Search the records for "APPLICATION" and copy each line that holds it.

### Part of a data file
[Begin]

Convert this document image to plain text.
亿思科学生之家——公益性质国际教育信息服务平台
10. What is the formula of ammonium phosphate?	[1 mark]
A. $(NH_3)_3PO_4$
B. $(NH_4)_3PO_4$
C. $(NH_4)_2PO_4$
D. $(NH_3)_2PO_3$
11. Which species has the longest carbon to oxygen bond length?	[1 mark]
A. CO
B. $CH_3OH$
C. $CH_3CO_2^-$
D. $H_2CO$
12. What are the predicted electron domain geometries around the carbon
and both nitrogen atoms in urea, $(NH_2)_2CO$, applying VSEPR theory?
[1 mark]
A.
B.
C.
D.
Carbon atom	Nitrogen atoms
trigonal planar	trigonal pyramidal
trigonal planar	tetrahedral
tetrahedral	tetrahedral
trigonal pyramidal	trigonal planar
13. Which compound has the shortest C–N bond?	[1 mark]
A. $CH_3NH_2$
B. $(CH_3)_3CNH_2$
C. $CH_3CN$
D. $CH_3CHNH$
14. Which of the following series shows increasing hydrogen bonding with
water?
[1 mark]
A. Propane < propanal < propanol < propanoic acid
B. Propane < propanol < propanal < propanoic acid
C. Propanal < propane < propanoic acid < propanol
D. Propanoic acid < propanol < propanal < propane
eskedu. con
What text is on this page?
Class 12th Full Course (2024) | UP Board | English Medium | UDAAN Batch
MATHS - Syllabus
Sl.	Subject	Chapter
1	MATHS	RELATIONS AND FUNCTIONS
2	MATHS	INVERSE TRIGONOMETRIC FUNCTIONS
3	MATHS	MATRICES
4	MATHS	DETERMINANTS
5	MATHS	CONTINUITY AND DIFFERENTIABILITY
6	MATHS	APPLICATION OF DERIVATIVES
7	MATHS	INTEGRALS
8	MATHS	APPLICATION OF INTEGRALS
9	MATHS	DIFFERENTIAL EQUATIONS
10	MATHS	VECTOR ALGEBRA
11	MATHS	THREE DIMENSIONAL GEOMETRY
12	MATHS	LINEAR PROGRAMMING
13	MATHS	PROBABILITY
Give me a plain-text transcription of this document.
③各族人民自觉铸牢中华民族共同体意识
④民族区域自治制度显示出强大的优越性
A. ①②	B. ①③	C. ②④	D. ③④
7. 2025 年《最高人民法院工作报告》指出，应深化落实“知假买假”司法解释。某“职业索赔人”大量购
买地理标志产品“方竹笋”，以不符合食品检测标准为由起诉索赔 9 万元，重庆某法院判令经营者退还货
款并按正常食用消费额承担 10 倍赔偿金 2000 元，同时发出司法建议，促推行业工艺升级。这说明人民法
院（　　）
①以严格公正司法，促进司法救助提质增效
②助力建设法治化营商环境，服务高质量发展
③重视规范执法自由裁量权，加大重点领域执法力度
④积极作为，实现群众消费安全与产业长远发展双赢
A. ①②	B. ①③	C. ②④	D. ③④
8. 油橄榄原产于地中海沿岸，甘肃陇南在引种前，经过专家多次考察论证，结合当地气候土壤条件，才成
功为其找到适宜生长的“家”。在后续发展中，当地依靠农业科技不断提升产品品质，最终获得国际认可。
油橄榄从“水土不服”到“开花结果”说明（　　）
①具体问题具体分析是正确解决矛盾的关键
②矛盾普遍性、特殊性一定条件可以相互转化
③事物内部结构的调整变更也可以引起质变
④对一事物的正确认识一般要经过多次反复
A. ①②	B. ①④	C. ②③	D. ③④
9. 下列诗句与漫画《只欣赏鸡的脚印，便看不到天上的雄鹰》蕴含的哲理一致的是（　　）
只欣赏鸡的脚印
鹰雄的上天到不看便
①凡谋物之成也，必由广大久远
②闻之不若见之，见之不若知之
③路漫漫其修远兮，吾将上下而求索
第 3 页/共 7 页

[End]

### WRITTEN ANSWER
6	MATHS	APPLICATION OF DERIVATIVES
8	MATHS	APPLICATION OF INTEGRALS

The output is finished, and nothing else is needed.